→ DATA SUPPLIED
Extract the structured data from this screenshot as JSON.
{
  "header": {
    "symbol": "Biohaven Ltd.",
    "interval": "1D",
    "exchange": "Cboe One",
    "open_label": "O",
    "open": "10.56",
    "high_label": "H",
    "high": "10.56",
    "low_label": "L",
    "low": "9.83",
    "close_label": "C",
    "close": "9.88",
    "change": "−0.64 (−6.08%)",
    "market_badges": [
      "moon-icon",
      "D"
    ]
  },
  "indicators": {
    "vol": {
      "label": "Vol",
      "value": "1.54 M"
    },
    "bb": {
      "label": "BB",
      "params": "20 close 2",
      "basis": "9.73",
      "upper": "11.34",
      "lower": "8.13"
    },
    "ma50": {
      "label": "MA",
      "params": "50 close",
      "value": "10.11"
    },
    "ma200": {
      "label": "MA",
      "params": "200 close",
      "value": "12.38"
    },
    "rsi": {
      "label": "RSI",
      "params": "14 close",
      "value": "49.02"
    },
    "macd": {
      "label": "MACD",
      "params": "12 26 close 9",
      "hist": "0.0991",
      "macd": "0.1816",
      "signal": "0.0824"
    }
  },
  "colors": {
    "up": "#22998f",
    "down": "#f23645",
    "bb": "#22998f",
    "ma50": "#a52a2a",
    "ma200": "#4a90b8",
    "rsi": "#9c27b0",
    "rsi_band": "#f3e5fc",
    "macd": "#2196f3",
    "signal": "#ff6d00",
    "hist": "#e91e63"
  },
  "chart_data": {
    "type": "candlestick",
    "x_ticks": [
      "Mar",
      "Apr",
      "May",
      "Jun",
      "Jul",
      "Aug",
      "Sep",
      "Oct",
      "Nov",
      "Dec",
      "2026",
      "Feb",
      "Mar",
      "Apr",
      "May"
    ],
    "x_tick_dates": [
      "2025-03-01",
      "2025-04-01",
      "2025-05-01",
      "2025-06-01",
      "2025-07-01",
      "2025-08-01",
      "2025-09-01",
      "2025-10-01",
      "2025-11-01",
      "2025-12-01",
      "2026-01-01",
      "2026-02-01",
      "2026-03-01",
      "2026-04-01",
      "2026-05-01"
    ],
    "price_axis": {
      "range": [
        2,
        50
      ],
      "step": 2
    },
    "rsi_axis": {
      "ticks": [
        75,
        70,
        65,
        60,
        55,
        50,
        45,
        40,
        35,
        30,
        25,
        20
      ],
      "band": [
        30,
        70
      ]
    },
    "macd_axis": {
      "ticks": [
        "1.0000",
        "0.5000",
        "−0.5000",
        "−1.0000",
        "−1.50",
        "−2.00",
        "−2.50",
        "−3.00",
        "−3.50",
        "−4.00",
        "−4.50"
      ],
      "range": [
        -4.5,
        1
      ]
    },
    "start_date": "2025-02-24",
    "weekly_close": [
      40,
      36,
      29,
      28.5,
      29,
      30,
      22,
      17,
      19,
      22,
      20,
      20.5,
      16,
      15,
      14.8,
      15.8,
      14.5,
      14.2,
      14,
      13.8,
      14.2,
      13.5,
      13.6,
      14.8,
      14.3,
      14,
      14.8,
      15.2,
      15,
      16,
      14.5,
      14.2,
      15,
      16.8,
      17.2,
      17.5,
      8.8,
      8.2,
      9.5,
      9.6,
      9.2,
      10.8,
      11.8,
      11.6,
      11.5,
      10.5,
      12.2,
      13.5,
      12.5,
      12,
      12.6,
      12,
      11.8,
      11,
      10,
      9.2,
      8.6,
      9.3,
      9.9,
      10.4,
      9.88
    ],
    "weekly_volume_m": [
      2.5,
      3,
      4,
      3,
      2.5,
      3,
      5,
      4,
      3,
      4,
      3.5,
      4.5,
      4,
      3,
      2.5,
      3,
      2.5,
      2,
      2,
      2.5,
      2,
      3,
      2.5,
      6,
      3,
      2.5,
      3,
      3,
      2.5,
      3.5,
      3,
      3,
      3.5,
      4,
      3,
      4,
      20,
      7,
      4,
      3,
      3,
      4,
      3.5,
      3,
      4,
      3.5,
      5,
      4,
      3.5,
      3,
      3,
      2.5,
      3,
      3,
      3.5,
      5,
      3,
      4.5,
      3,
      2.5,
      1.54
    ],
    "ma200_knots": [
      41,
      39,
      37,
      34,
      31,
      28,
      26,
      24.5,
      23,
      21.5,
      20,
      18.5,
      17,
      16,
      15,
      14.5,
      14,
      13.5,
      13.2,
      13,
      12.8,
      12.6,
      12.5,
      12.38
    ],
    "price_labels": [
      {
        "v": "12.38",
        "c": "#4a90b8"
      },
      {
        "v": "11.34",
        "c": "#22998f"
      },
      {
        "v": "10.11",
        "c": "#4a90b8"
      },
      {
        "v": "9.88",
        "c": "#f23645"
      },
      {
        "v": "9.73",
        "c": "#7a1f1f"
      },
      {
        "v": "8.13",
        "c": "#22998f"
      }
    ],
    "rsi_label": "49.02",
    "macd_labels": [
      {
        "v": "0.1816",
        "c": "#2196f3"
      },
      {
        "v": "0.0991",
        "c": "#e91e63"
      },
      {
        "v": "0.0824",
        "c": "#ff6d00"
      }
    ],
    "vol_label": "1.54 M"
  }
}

→ WHAT IS BEING ASKED
All of the material above needs to be copied exactly.

→ TASK ANSWER
Extract the structured data from this screenshot as JSON.
{
  "header": {
    "symbol": "Biohaven Ltd.",
    "interval": "1D",
    "exchange": "Cboe One",
    "open_label": "O",
    "open": "10.56",
    "high_label": "H",
    "high": "10.56",
    "low_label": "L",
    "low": "9.83",
    "close_label": "C",
    "close": "9.88",
    "change": "−0.64 (−6.08%)",
    "market_badges": [
      "moon-icon",
      "D"
    ]
  },
  "indicators": {
    "vol": {
      "label": "Vol",
      "value": "1.54 M"
    },
    "bb": {
      "label": "BB",
      "params": "20 close 2",
      "basis": "9.73",
      "upper": "11.34",
      "lower": "8.13"
    },
    "ma50": {
      "label": "MA",
      "params": "50 close",
      "value": "10.11"
    },
    "ma200": {
      "label": "MA",
      "params": "200 close",
      "value": "12.38"
    },
    "rsi": {
      "label": "RSI",
      "params": "14 close",
      "value": "49.02"
    },
    "macd": {
      "label": "MACD",
      "params": "12 26 close 9",
      "hist": "0.0991",
      "macd": "0.1816",
      "signal": "0.0824"
    }
  },
  "colors": {
    "up": "#22998f",
    "down": "#f23645",
    "bb": "#22998f",
    "ma50": "#a52a2a",
    "ma200": "#4a90b8",
    "rsi": "#9c27b0",
    "rsi_band": "#f3e5fc",
    "macd": "#2196f3",
    "signal": "#ff6d00",
    "hist": "#e91e63"
  },
  "chart_data": {
    "type": "candlestick",
    "x_ticks": [
      "Mar",
      "Apr",
      "May",
      "Jun",
      "Jul",
      "Aug",
      "Sep",
      "Oct",
      "Nov",
      "Dec",
      "2026",
      "Feb",
      "Mar",
      "Apr",
      "May"
    ],
    "x_tick_dates": [
      "2025-03-01",
      "2025-04-01",
      "2025-05-01",
      "2025-06-01",
      "2025-07-01",
      "2025-08-01",
      "2025-09-01",
      "2025-10-01",
      "2025-11-01",
      "2025-12-01",
      "2026-01-01",
      "2026-02-01",
      "2026-03-01",
      "2026-04-01",
      "2026-05-01"
    ],
    "price_axis": {
      "range": [
        2,
        50
      ],
      "step": 2
    },
    "rsi_axis": {
      "ticks": [
        75,
        70,
        65,
        60,
        55,
        50,
        45,
        40,
        35,
        30,
        25,
        20
      ],
      "band": [
        30,
        70
      ]
    },
    "macd_axis": {
      "ticks": [
        "1.0000",
        "0.5000",
        "−0.5000",
        "−1.0000",
        "−1.50",
        "−2.00",
        "−2.50",
        "−3.00",
        "−3.50",
        "−4.00",
        "−4.50"
      ],
      "range": [
        -4.5,
        1
      ]
    },
    "start_date": "2025-02-24",
    "weekly_close": [
      40,
      36,
      29,
      28.5,
      29,
      30,
      22,
      17,
      19,
      22,
      20,
      20.5,
      16,
      15,
      14.8,
      15.8,
      14.5,
      14.2,
      14,
      13.8,
      14.2,
      13.5,
      13.6,
      14.8,
      14.3,
      14,
      14.8,
      15.2,
      15,
      16,
      14.5,
      14.2,
      15,
      16.8,
      17.2,
      17.5,
      8.8,
      8.2,
      9.5,
      9.6,
      9.2,
      10.8,
      11.8,
      11.6,
      11.5,
      10.5,
      12.2,
      13.5,
      12.5,
      12,
      12.6,
      12,
      11.8,
      11,
      10,
      9.2,
      8.6,
      9.3,
      9.9,
      10.4,
      9.88
    ],
    "weekly_volume_m": [
      2.5,
      3,
      4,
      3,
      2.5,
      3,
      5,
      4,
      3,
      4,
      3.5,
      4.5,
      4,
      3,
      2.5,
      3,
      2.5,
      2,
      2,
      2.5,
      2,
      3,
      2.5,
      6,
      3,
      2.5,
      3,
      3,
      2.5,
      3.5,
      3,
      3,
      3.5,
      4,
      3,
      4,
      20,
      7,
      4,
      3,
      3,
      4,
      3.5,
      3,
      4,
      3.5,
      5,
      4,
      3.5,
      3,
      3,
      2.5,
      3,
      3,
      3.5,
      5,
      3,
      4.5,
      3,
      2.5,
      1.54
    ],
    "ma200_knots": [
      41,
      39,
      37,
      34,
      31,
      28,
      26,
      24.5,
      23,
      21.5,
      20,
      18.5,
      17,
      16,
      15,
      14.5,
      14,
      13.5,
      13.2,
      13,
      12.8,
      12.6,
      12.5,
      12.38
    ],
    "price_labels": [
      {
        "v": "12.38",
        "c": "#4a90b8"
      },
      {
        "v": "11.34",
        "c": "#22998f"
      },
      {
        "v": "10.11",
        "c": "#4a90b8"
      },
      {
        "v": "9.88",
        "c": "#f23645"
      },
      {
        "v": "9.73",
        "c": "#7a1f1f"
      },
      {
        "v": "8.13",
        "c": "#22998f"
      }
    ],
    "rsi_label": "49.02",
    "macd_labels": [
      {
        "v": "0.1816",
        "c": "#2196f3"
      },
      {
        "v": "0.0991",
        "c": "#e91e63"
      },
      {
        "v": "0.0824",
        "c": "#ff6d00"
      }
    ],
    "vol_label": "1.54 M"
  }
}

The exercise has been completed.